YOUR TASK: Extract every line from the records below that contains the word "caption".

DATA EXTRACT:
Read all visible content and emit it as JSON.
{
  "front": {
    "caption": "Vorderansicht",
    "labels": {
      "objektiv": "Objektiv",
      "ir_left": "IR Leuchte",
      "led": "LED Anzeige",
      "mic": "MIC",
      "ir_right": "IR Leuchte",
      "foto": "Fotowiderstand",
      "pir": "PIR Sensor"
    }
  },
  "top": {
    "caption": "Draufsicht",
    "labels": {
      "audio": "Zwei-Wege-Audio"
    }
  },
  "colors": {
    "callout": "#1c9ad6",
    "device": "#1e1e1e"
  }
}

COMPLETED EXERCISE:
    "caption": "Vorderansicht",
    "caption": "Draufsicht",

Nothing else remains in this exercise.